■ WHAT TO DO:
In the records below, count every line containing "more". Reply with the number only.

■ Items from a dataset:
◇ ◇ ◇

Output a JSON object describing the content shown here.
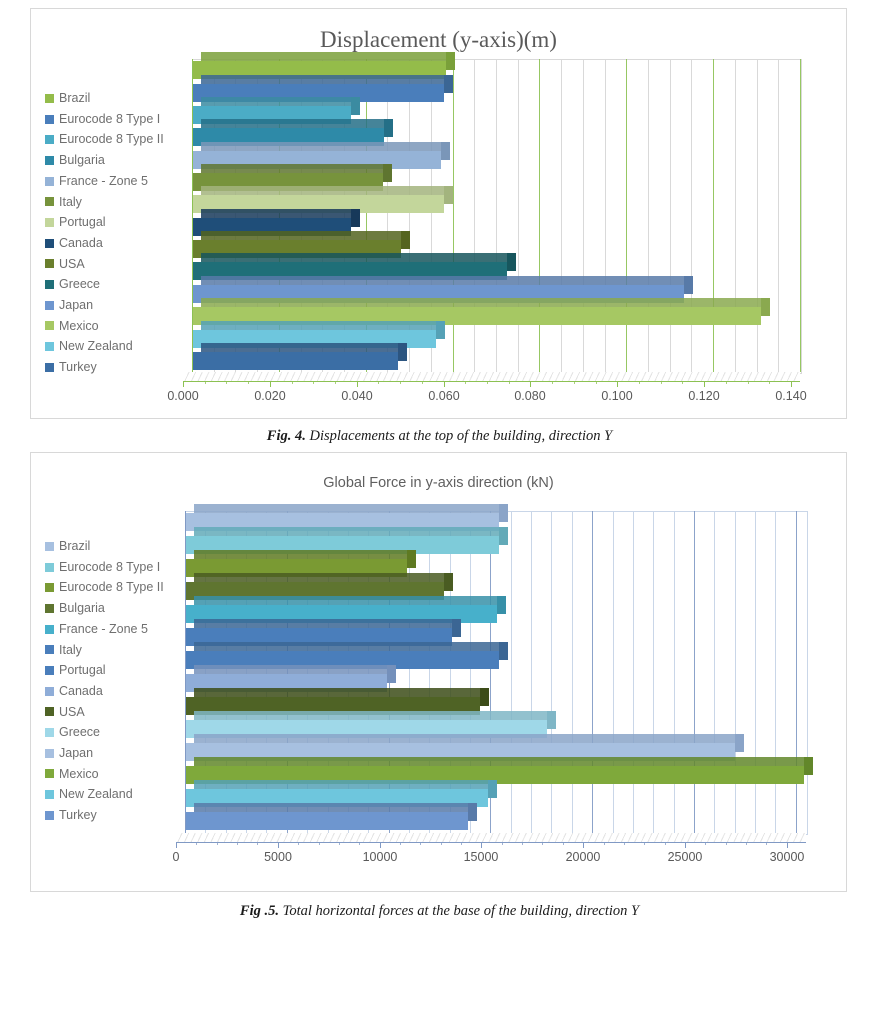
{
  "page": {
    "figures": [
      {
        "id": "fig4",
        "caption_bold": "Fig. 4.",
        "caption_rest": " Displacements at the top of the building, direction Y"
      },
      {
        "id": "fig5",
        "caption_bold": "Fig .5.",
        "caption_rest": " Total horizontal forces at the base of the building, direction Y"
      }
    ]
  },
  "chart_data": [
    {
      "type": "bar",
      "orientation": "horizontal",
      "title": "Displacement (y-axis)(m)",
      "xlabel": "",
      "ylabel": "",
      "xlim": [
        0.0,
        0.14
      ],
      "xticks": [
        "0.000",
        "0.020",
        "0.040",
        "0.060",
        "0.080",
        "0.100",
        "0.120",
        "0.140"
      ],
      "xtick_values": [
        0.0,
        0.02,
        0.04,
        0.06,
        0.08,
        0.1,
        0.12,
        0.14
      ],
      "xtick_step": 0.02,
      "minor_per_major": 3,
      "grid": true,
      "legend_position": "left",
      "axis_color": "#8cc152",
      "grid_color": "#d9d9d9",
      "categories": [
        "Brazil",
        "Eurocode 8 Type I",
        "Eurocode 8 Type II",
        "Bulgaria",
        "France - Zone 5",
        "Italy",
        "Portugal",
        "Canada",
        "USA",
        "Greece",
        "Japan",
        "Mexico",
        "New Zealand",
        "Turkey"
      ],
      "values": [
        0.0585,
        0.058,
        0.0365,
        0.0443,
        0.0573,
        0.044,
        0.058,
        0.0365,
        0.0481,
        0.0725,
        0.1132,
        0.131,
        0.0562,
        0.0475
      ],
      "colors": [
        "#94bc4a",
        "#4a7ebb",
        "#4bacc6",
        "#2e8aa8",
        "#95b3d7",
        "#77933c",
        "#c3d69b",
        "#1f4e79",
        "#6a7f2d",
        "#1f6f78",
        "#6e96cf",
        "#a6c863",
        "#6ec6dd",
        "#3b6ea5"
      ],
      "side_colors": [
        "#7aa03a",
        "#3b6694",
        "#3b8ba1",
        "#246f87",
        "#7a96b8",
        "#5f7530",
        "#a3b47e",
        "#17395a",
        "#54641f",
        "#17565d",
        "#587aa8",
        "#8aa94f",
        "#55a1b6",
        "#2c5580"
      ]
    },
    {
      "type": "bar",
      "orientation": "horizontal",
      "title": "Global Force in y-axis direction (kN)",
      "xlabel": "",
      "ylabel": "",
      "xlim": [
        0,
        30500
      ],
      "xticks": [
        "0",
        "5000",
        "10000",
        "15000",
        "20000",
        "25000",
        "30000"
      ],
      "xtick_values": [
        0,
        5000,
        10000,
        15000,
        20000,
        25000,
        30000
      ],
      "xtick_step": 5000,
      "minor_per_major": 4,
      "grid": true,
      "legend_position": "left",
      "axis_color": "#8099c4",
      "grid_color": "#c9d6e8",
      "categories": [
        "Brazil",
        "Eurocode 8 Type I",
        "Eurocode 8 Type II",
        "Bulgaria",
        "France - Zone 5",
        "Italy",
        "Portugal",
        "Canada",
        "USA",
        "Greece",
        "Japan",
        "Mexico",
        "New Zealand",
        "Turkey"
      ],
      "values": [
        15400,
        15400,
        10900,
        12700,
        15300,
        13100,
        15400,
        9900,
        14500,
        17800,
        27000,
        30400,
        14900,
        13900
      ],
      "colors": [
        "#a7c0e0",
        "#7ecbd9",
        "#7a9a33",
        "#5f7530",
        "#47b0cb",
        "#4a7ebb",
        "#4a7ebb",
        "#8fadd8",
        "#4f6325",
        "#9fd8e8",
        "#a7c0e0",
        "#7fa93b",
        "#6ec6dd",
        "#6e96cf"
      ],
      "side_colors": [
        "#8aa4c8",
        "#63aab8",
        "#5f7a22",
        "#4a5c22",
        "#3790a8",
        "#3b6694",
        "#3b6694",
        "#7490bb",
        "#3c4c18",
        "#7fb6c6",
        "#8aa4c8",
        "#62872a",
        "#55a1b6",
        "#587aa8"
      ]
    }
  ]
}
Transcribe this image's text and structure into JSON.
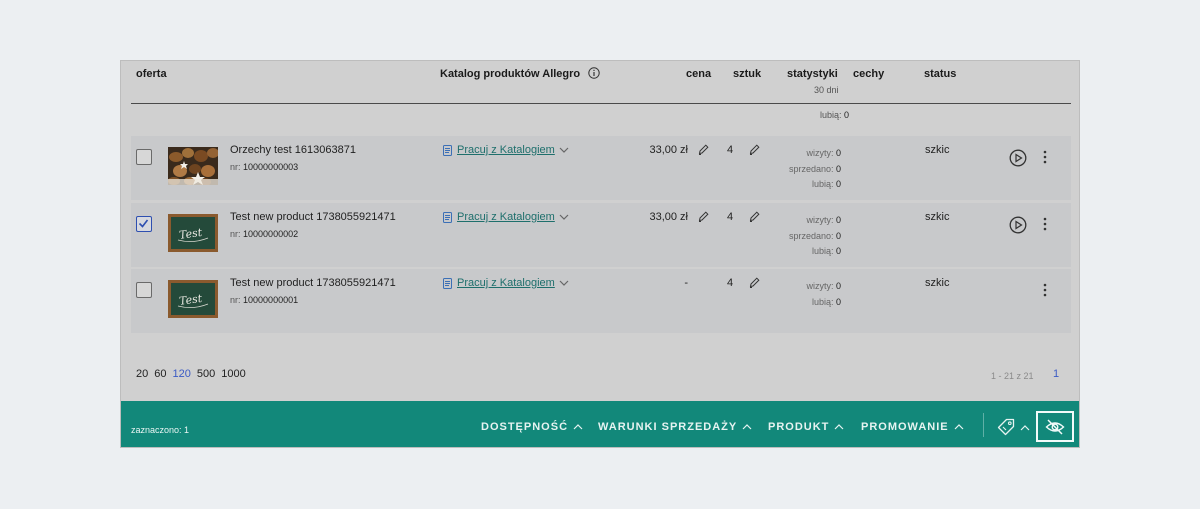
{
  "header": {
    "oferta": "oferta",
    "katalog": "Katalog produktów Allegro",
    "cena": "cena",
    "sztuk": "sztuk",
    "statystyki": "statystyki",
    "statystyki_sub": "30 dni",
    "cechy": "cechy",
    "status": "status"
  },
  "stray": {
    "label": "lubią:",
    "value": "0"
  },
  "rows": [
    {
      "title": "Orzechy test 1613063871",
      "nr_label": "nr:",
      "nr": "10000000003",
      "catalog_link": "Pracuj z Katalogiem",
      "price": "33,00 zł",
      "qty": "4",
      "stats": [
        {
          "label": "wizyty:",
          "value": "0"
        },
        {
          "label": "sprzedano:",
          "value": "0"
        },
        {
          "label": "lubią:",
          "value": "0"
        }
      ],
      "status": "szkic",
      "checked": false
    },
    {
      "title": "Test new product 1738055921471",
      "nr_label": "nr:",
      "nr": "10000000002",
      "catalog_link": "Pracuj z Katalogiem",
      "price": "33,00 zł",
      "qty": "4",
      "stats": [
        {
          "label": "wizyty:",
          "value": "0"
        },
        {
          "label": "sprzedano:",
          "value": "0"
        },
        {
          "label": "lubią:",
          "value": "0"
        }
      ],
      "status": "szkic",
      "checked": true
    },
    {
      "title": "Test new product 1738055921471",
      "nr_label": "nr:",
      "nr": "10000000001",
      "catalog_link": "Pracuj z Katalogiem",
      "price": "-",
      "qty": "4",
      "stats": [
        {
          "label": "wizyty:",
          "value": "0"
        },
        {
          "label": "lubią:",
          "value": "0"
        }
      ],
      "status": "szkic",
      "checked": false
    }
  ],
  "page_sizes": [
    "20",
    "60",
    "120",
    "500",
    "1000"
  ],
  "page_size_active": "120",
  "pagination": {
    "info": "1 - 21 z 21",
    "current": "1"
  },
  "action_bar": {
    "selected": "zaznaczono: 1",
    "menus": [
      "DOSTĘPNOŚĆ",
      "WARUNKI SPRZEDAŻY",
      "PRODUKT",
      "PROMOWANIE"
    ]
  },
  "thumbnail_text": "Test",
  "icons": {
    "info": "info-icon",
    "catalog": "document-icon",
    "edit": "pencil-icon",
    "play": "play-circle-icon",
    "more": "kebab-icon",
    "tag": "tag-icon",
    "hide": "eye-off-icon",
    "chevron_down": "chevron-down-icon",
    "chevron_up": "chevron-up-icon"
  },
  "colors": {
    "action_bar": "#12887a",
    "link": "#1e6f6c",
    "accent_blue": "#3b5bc4",
    "overlay": "#d0d0d0"
  }
}
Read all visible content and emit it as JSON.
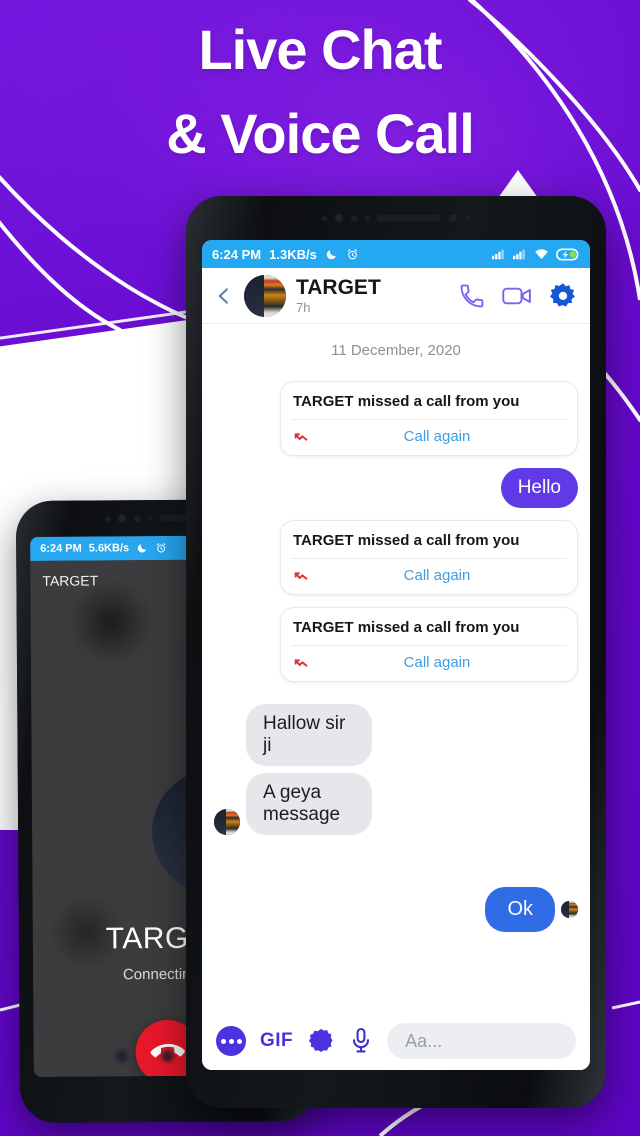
{
  "promo": {
    "headline_line1": "Live Chat",
    "headline_line2": "& Voice Call",
    "background_color": "#6a0dd4",
    "accent_purple": "#5f3ae6",
    "accent_blue": "#2f6ce5",
    "status_bar_blue": "#24a8f2"
  },
  "chat_phone": {
    "status_bar": {
      "time": "6:24 PM",
      "data_rate": "1.3KB/s",
      "icons": [
        "moon-icon",
        "alarm-icon",
        "signal-icon",
        "signal-icon",
        "wifi-icon",
        "battery-charging-icon"
      ]
    },
    "header": {
      "back_icon": "chevron-left-icon",
      "avatar": "contact-avatar",
      "title": "TARGET",
      "subtitle": "7h",
      "actions": [
        "phone-call-icon",
        "video-call-icon",
        "settings-gear-icon"
      ]
    },
    "date_separator": "11 December, 2020",
    "messages": [
      {
        "kind": "missed-call",
        "text": "TARGET missed a call from you",
        "action": "Call again",
        "icon": "missed-call-arrow-icon"
      },
      {
        "kind": "outgoing-purple",
        "text": "Hello"
      },
      {
        "kind": "missed-call",
        "text": "TARGET missed a call from you",
        "action": "Call again",
        "icon": "missed-call-arrow-icon"
      },
      {
        "kind": "missed-call",
        "text": "TARGET missed a call from you",
        "action": "Call again",
        "icon": "missed-call-arrow-icon"
      },
      {
        "kind": "incoming-grey",
        "text": "Hallow sir ji"
      },
      {
        "kind": "incoming-grey",
        "text": "A geya message"
      },
      {
        "kind": "outgoing-blue",
        "text": "Ok"
      }
    ],
    "input_bar": {
      "more_icon": "more-dots-icon",
      "gif_label": "GIF",
      "sticker_icon": "sticker-badge-icon",
      "mic_icon": "microphone-icon",
      "input_placeholder": "Aa..."
    }
  },
  "call_phone": {
    "status_bar": {
      "time": "6:24 PM",
      "data_rate": "5.6KB/s",
      "icons": [
        "moon-icon",
        "alarm-icon"
      ]
    },
    "screen_label": "TARGET",
    "caller_name": "TARGET",
    "call_status": "Connecting...",
    "end_call_icon": "end-call-icon",
    "end_call_color": "#e8182b"
  }
}
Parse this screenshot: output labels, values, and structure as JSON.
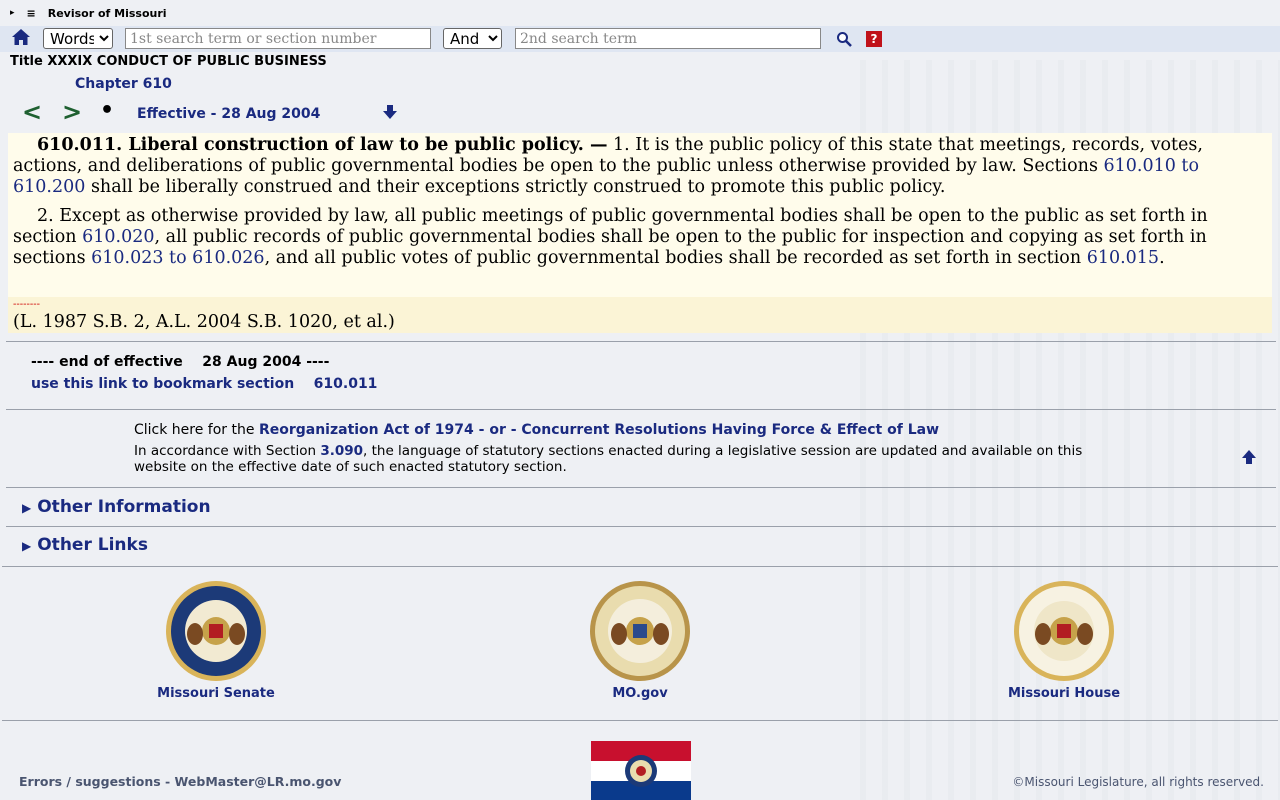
{
  "topbar": {
    "expand_glyph": "▸",
    "menu_glyph": "≡",
    "site_title": "Revisor of Missouri"
  },
  "search": {
    "mode_selected": "Words",
    "mode_options": [
      "Words"
    ],
    "term1_placeholder": "1st search term or section number",
    "operator_selected": "And",
    "operator_options": [
      "And"
    ],
    "term2_placeholder": "2nd search term",
    "help_label": "?"
  },
  "header": {
    "title_line": "Title XXXIX CONDUCT OF PUBLIC BUSINESS",
    "chapter": "Chapter 610",
    "prev_label": "<",
    "next_label": ">",
    "dot_label": "•",
    "effective": "Effective - 28 Aug 2004"
  },
  "section": {
    "heading": "610.011.  Liberal construction of law to be public policy. —",
    "p1_text_a": " 1.  It is the public policy of this state that meetings, records, votes, actions, and deliberations of public governmental bodies be open to the public unless otherwise provided by law.  Sections ",
    "p1_link": "610.010 to 610.200",
    "p1_text_b": " shall be liberally construed and their exceptions strictly construed to promote this public policy.",
    "p2_text_a": "2.  Except as otherwise provided by law, all public meetings of public governmental bodies shall be open to the public as set forth in section ",
    "p2_link1": "610.020",
    "p2_text_b": ", all public records of public governmental bodies shall be open to the public for inspection and copying as set forth in sections ",
    "p2_link2": "610.023 to 610.026",
    "p2_text_c": ", and all public votes of public governmental bodies shall be recorded as set forth in section ",
    "p2_link3": "610.015",
    "p2_text_d": ".",
    "history_dashes": "--------",
    "history": "(L. 1987 S.B. 2, A.L. 2004 S.B. 1020, et al.)"
  },
  "footer_info": {
    "end_effective": "---- end of effective    28 Aug 2004 ----",
    "bookmark": "use this link to bookmark section    610.011",
    "reorg_prefix": "Click here for the ",
    "reorg_link": "Reorganization Act of 1974 - or - Concurrent Resolutions Having Force & Effect of Law",
    "accord_a": "In accordance with Section ",
    "accord_link": "3.090",
    "accord_b": ", the language of statutory sections enacted during a legislative session are updated and available on this website on the effective date of such enacted statutory section."
  },
  "collapsibles": {
    "other_information": "Other Information",
    "other_links": "Other Links"
  },
  "seals": {
    "senate_label": "Missouri Senate",
    "mogov_label": "MO.gov",
    "house_label": "Missouri House"
  },
  "page_footer": {
    "errors": "Errors / suggestions - WebMaster@LR.mo.gov",
    "copyright": "©Missouri Legislature, all rights reserved."
  },
  "colors": {
    "link_navy": "#1a2a80",
    "nav_green": "#1e6030",
    "law_bg": "#fffceb",
    "history_bg": "#fbf4d6",
    "searchbar_bg": "#dfe6f2"
  },
  "icons": [
    "home-icon",
    "search-icon",
    "help-icon",
    "down-arrow-icon",
    "up-arrow-icon",
    "senate-seal-icon",
    "state-seal-icon",
    "house-seal-icon",
    "missouri-flag-icon"
  ]
}
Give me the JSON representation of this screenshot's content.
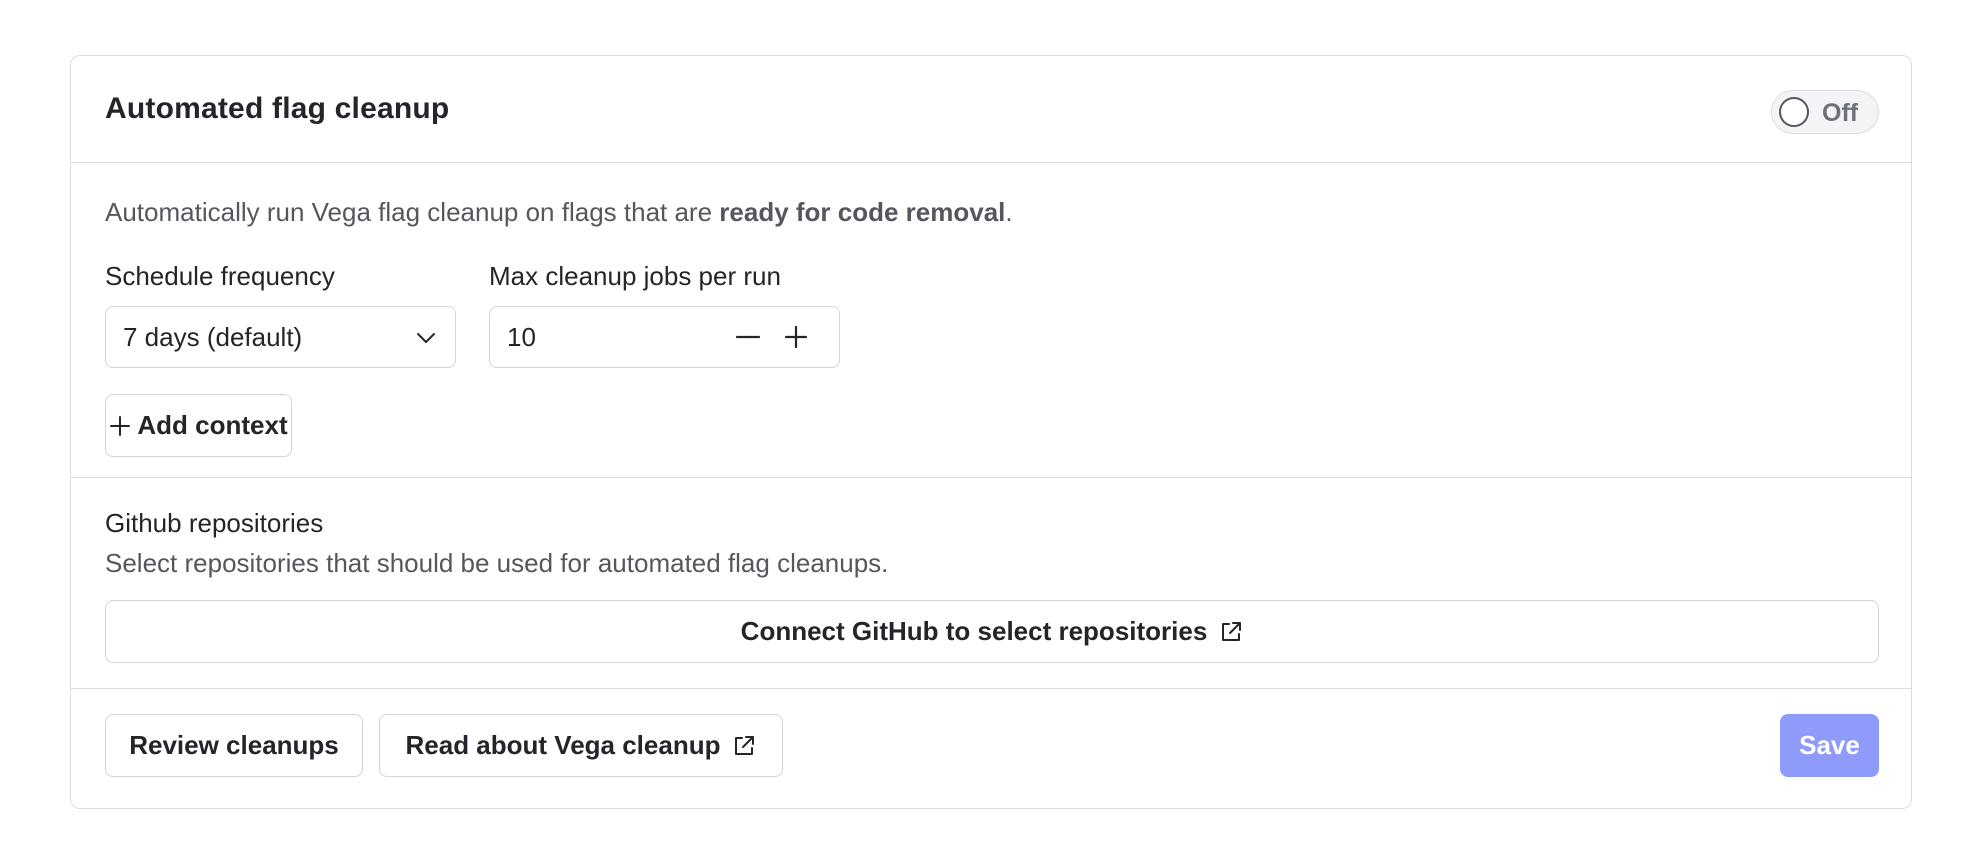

◇ ◇ ◇

■ EXERCISE ANSWER:
2